Show every line containing "行为症状" by copying it.
·····
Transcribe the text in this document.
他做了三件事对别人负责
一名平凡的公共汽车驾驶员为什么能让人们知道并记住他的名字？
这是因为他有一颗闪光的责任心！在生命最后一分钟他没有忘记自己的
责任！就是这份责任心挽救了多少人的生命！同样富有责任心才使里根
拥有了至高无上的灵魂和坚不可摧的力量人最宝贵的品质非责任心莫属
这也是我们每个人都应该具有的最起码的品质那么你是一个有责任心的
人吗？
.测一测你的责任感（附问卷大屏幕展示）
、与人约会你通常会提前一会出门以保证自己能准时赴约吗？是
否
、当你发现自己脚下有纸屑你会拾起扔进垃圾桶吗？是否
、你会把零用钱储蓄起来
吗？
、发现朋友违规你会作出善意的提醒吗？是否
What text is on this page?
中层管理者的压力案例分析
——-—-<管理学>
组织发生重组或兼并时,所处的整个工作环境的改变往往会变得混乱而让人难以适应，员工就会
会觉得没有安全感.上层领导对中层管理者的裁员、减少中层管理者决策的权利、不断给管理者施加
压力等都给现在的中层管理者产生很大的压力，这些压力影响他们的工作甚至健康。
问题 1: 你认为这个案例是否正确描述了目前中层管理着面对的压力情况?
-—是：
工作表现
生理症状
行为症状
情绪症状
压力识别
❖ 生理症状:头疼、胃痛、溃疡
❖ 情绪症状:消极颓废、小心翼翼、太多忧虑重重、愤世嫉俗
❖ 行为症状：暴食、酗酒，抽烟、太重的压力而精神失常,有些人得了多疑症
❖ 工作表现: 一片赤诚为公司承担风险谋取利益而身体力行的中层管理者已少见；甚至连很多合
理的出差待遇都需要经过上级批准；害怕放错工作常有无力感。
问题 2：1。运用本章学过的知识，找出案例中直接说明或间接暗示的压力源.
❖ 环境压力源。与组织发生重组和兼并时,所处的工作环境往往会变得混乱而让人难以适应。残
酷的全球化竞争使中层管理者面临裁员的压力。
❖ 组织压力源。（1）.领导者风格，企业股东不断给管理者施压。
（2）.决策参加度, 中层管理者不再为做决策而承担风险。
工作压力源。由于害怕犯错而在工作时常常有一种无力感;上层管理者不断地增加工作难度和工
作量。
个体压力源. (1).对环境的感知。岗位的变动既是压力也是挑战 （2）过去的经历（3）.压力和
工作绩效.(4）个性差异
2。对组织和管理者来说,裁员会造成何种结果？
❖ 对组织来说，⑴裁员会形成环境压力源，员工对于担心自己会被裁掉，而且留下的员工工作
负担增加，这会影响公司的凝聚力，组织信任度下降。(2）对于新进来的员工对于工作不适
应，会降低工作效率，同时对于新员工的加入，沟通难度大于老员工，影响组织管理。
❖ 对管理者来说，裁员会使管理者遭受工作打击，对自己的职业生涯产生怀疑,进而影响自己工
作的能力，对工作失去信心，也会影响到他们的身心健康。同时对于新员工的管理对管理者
·····
- [OUTPUT FOR THIS TASK]:
行为症状
❖ 行为症状：暴食、酗酒，抽烟、太重的压力而精神失常,有些人得了多疑症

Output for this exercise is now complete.